**Selected extract:**
* * * * * * *
3. The electrical contactor of claim 2 wherein the magnetic force created by the current flow through the first and second blades of the movable contact and through the center leg of the fixed contact repels the first blade into contact with the first arm and repels the second blade into contact with the second arm.
4. The electrical contactor of claim 1 wherein each of the first and second blades includes at least one peg that is received within a cam channel formed in the actuating arrangement.
5. The electrical contactor of claim 4 wherein the actuating arrangement includes an armature that receives a cam member including the cam channel, wherein the armature is movable in a direction parallel to the longitudinal axis of the center leg of the fixed contact and the cam channel is configured to move the first and second blades toward and away from the center leg.
6. The electrical contactor of claim 1 wherein the actuating arrangement includes an electromagnetic actuator that is selectively activated to move the actuating arrangement between the open and closed positions.
7. The electrical contactor of claim 6 wherein the electromagnetic actuator is remotely actuatable.
8. The electrical contactor of claim 1 wherein the first and second blades each contact an end stop upon separation from the first and second arms to limit the movement of the first and second blades.
9. The electrical contactor of claim 8 wherein the end stops are formed from insulating material attached to the center leg of the fixed contact.
10. The electrical contactor of claim 8 wherein the each of the first and second blades includes insulating material that contacts the end stops formed on the center leg of the fixed contact.
* * * * * * *
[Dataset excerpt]
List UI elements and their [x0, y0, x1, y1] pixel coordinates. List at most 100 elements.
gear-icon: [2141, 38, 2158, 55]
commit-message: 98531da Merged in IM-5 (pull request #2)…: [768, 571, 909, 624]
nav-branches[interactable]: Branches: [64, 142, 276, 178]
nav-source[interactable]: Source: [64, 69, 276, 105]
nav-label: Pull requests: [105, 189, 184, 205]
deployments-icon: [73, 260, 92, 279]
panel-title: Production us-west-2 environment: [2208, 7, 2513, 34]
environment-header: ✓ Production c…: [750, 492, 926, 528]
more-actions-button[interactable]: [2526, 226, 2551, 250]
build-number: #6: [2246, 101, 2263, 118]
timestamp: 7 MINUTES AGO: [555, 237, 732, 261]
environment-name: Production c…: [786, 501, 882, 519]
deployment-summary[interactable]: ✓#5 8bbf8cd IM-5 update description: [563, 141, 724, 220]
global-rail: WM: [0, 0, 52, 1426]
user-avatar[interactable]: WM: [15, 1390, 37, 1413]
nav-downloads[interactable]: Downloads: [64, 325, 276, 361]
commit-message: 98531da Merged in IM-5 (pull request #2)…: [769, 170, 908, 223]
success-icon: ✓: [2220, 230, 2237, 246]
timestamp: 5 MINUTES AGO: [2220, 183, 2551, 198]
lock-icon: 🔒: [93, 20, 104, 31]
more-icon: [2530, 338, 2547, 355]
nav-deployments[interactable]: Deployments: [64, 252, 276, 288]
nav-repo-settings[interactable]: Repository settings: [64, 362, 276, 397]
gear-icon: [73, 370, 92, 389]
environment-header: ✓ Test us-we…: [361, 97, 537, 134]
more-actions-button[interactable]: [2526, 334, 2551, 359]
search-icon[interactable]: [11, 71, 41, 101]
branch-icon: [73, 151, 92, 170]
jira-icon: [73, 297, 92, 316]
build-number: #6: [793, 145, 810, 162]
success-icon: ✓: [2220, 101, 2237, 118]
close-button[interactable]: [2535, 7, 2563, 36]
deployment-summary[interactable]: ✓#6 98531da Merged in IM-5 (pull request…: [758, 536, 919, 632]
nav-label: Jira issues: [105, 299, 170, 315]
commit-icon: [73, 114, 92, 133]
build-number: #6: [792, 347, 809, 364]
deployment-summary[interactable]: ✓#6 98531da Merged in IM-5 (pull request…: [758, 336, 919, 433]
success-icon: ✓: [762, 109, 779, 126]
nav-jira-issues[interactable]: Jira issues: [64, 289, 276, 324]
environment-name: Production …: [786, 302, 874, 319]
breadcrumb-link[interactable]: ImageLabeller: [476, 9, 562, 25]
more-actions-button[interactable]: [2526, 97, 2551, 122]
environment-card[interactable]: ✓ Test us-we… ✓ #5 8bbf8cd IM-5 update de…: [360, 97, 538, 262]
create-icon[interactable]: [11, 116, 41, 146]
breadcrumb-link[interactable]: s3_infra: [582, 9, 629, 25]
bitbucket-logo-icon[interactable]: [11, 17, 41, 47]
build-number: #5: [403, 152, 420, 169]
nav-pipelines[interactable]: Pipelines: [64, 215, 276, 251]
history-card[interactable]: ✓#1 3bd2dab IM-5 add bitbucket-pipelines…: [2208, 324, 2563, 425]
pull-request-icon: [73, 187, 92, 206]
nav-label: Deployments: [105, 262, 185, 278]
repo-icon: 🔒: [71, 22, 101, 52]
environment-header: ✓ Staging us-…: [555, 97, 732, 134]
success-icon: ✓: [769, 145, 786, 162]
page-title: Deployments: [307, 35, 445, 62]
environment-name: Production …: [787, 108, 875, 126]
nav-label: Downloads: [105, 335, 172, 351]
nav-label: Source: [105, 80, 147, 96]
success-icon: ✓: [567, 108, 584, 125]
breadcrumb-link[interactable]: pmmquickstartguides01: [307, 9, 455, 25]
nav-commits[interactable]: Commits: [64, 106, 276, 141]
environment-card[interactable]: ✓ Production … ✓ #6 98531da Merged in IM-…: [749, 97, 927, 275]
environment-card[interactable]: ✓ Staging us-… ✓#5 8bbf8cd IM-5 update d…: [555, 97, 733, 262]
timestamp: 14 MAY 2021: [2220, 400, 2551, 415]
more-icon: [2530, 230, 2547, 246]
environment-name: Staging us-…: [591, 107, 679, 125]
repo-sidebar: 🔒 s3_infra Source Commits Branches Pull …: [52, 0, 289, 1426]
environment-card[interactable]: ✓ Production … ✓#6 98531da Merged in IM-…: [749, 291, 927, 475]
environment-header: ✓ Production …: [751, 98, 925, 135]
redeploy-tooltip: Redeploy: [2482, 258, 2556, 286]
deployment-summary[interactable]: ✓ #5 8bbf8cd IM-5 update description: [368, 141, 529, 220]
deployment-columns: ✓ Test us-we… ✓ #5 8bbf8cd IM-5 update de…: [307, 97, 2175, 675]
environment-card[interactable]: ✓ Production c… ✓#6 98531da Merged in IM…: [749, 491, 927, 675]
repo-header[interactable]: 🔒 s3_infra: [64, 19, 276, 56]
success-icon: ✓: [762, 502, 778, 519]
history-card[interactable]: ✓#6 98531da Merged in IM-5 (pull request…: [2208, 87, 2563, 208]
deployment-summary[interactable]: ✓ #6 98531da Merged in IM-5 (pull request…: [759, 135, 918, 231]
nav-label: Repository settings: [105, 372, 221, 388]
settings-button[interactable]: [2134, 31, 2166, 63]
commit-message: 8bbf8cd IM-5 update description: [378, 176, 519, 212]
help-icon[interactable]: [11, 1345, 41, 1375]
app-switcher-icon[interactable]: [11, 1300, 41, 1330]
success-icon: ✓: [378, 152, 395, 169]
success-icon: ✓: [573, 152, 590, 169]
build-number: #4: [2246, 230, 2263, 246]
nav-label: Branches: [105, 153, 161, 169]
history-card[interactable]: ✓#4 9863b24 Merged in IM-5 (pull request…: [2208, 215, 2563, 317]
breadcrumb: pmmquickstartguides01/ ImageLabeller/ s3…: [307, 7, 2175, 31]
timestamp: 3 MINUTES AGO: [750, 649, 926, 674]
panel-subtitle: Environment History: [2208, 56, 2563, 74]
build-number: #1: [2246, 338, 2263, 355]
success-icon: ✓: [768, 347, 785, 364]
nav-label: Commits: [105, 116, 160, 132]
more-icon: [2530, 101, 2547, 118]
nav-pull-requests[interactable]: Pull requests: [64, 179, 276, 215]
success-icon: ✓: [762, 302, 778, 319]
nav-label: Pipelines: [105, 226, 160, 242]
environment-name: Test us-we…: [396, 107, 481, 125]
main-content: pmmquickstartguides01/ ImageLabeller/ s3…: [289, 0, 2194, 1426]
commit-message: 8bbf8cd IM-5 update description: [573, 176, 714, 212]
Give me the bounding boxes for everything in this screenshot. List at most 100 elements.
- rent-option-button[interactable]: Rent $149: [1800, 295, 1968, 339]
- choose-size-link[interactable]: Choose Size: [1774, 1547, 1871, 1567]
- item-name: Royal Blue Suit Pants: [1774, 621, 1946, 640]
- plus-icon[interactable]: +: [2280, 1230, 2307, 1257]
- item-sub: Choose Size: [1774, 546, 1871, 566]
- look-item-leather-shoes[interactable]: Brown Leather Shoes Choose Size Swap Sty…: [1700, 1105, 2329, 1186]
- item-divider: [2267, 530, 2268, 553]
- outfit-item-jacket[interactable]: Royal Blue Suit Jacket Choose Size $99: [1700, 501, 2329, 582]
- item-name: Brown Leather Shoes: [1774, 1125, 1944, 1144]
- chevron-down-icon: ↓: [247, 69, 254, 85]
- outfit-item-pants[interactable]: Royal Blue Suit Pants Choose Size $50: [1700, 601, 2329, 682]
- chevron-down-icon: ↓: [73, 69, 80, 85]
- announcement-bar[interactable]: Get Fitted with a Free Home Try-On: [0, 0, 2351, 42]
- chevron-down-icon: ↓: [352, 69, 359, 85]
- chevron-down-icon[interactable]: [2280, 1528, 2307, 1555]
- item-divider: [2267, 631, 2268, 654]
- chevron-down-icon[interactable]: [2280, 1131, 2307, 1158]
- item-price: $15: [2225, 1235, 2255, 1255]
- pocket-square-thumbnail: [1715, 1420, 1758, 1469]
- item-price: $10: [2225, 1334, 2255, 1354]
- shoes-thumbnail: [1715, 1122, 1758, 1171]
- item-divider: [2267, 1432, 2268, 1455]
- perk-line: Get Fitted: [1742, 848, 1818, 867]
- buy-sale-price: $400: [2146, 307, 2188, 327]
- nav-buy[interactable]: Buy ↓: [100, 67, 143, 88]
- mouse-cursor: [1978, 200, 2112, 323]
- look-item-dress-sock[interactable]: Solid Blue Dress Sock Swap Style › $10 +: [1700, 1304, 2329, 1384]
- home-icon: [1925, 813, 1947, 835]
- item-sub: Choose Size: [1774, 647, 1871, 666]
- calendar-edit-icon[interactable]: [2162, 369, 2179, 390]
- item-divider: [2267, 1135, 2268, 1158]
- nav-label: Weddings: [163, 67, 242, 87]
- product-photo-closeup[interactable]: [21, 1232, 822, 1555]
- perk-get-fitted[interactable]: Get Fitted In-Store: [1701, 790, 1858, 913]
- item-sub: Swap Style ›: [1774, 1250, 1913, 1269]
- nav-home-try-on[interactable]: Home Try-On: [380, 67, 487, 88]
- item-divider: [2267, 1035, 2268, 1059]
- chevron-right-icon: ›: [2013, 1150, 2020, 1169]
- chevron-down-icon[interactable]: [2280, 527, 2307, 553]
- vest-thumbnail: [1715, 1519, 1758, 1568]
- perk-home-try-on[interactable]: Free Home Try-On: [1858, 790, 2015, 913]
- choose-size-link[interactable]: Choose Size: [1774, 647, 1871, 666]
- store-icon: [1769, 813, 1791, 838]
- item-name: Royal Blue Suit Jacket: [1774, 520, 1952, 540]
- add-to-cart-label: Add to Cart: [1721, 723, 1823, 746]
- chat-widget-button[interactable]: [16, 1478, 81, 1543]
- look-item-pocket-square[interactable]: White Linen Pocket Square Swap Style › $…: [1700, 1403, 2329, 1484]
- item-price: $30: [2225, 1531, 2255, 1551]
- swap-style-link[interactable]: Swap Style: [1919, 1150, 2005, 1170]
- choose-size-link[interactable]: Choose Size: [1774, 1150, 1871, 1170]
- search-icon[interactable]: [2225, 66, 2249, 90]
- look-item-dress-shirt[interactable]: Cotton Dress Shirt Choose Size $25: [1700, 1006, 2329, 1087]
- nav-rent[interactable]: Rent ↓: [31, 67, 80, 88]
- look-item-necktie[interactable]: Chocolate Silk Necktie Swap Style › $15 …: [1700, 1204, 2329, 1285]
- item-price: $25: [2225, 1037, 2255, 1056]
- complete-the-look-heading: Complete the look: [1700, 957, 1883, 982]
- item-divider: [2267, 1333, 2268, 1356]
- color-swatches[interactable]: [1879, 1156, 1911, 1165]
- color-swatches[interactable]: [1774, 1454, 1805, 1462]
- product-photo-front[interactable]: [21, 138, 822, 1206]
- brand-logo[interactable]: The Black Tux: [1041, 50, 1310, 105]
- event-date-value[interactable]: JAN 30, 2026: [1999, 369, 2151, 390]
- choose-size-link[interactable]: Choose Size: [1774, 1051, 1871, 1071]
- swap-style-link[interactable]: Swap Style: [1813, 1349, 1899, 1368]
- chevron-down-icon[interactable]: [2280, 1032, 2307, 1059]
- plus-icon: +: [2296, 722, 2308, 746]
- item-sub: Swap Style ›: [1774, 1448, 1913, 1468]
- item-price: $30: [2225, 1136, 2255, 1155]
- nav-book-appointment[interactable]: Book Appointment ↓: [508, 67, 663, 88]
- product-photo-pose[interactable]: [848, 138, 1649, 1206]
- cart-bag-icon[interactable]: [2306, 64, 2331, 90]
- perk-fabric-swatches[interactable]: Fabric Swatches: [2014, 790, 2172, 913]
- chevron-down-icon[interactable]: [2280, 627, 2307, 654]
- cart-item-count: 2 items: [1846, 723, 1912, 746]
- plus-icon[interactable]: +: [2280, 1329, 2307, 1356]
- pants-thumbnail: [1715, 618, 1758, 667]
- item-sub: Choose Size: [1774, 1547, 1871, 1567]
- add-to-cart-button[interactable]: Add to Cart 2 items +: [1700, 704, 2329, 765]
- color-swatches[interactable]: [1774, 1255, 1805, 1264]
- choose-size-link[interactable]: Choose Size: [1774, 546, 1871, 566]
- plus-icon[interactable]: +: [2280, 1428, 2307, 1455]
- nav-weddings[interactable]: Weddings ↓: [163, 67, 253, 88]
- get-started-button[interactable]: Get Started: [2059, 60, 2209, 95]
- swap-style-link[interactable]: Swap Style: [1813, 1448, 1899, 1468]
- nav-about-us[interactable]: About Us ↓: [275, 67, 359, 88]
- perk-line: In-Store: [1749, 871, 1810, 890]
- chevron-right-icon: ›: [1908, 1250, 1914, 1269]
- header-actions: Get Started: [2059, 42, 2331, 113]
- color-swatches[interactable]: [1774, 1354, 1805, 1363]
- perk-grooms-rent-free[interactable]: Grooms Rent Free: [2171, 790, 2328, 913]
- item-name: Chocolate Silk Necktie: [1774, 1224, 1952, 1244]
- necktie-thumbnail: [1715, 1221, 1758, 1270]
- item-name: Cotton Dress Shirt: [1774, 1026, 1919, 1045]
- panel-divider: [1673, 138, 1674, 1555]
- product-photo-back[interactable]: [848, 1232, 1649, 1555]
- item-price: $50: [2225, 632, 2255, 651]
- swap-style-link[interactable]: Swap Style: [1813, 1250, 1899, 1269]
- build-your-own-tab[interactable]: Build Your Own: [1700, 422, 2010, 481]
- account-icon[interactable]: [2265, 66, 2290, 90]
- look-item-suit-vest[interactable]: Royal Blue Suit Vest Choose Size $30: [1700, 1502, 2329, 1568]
* * * * * * *
**Aim of the task:** Using the contactor claims, mark each statement yes or no and quote the words that settle it: (a) claim 7 says the electromagnetic actuator can be actuated remotely; (b) in claim 5, the armature moves perpendicular to the longitudinal axis of the center leg; (c) claim 9 says the end stops are made of conductive material.

**Answer to this problem:**
(a) Yes: "wherein the electromagnetic actuator is remotely actuatable."
(b) No: "the armature is movable in a direction parallel to the longitudinal axis of the center leg of the fixed contact"
(c) No: "the end stops are formed from insulating material attached to the center leg of the fixed contact."